-- begin Data for processing --

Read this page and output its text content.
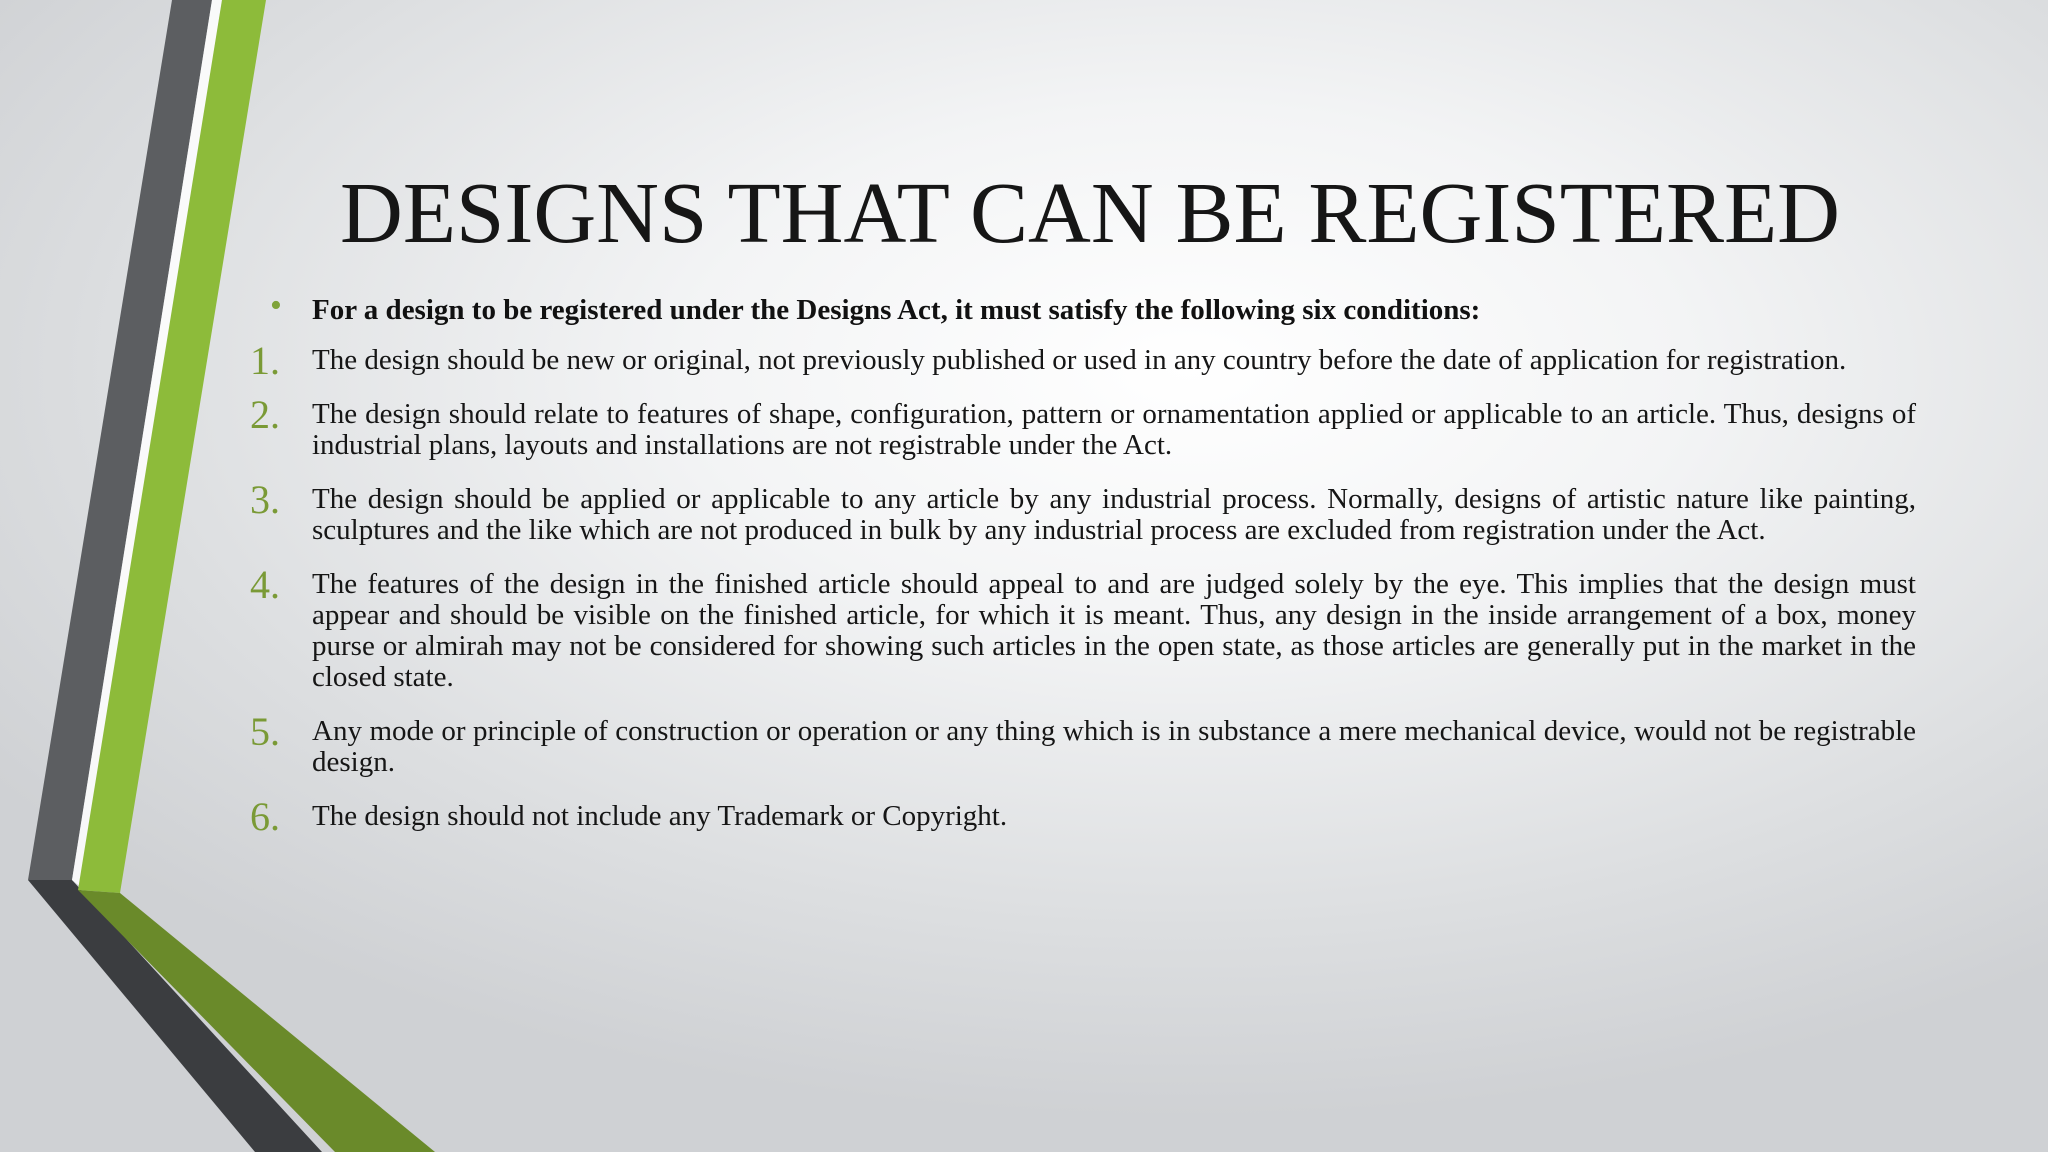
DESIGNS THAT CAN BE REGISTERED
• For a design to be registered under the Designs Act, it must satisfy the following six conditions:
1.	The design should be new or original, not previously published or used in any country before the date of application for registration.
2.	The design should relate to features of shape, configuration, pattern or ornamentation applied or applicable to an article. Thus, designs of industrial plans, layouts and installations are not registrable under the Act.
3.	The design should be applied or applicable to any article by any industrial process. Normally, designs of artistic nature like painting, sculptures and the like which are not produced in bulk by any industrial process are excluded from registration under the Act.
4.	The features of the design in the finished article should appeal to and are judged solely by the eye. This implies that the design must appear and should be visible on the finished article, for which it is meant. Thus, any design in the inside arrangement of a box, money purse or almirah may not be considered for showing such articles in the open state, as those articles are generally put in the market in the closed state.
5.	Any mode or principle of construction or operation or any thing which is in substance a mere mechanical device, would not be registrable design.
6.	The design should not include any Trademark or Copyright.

-- end Data for processing --

What this task involves:
Find the lines that include the string "applied", then copy each of them.

The output:
2.	The design should relate to features of shape, configuration, pattern or ornamentation applied or applicable to an article. Thus, designs of industrial plans, layouts and installations are not registrable under the Act.
3.	The design should be applied or applicable to any article by any industrial process. Normally, designs of artistic nature like painting, sculptures and the like which are not produced in bulk by any industrial process are excluded from registration under the Act.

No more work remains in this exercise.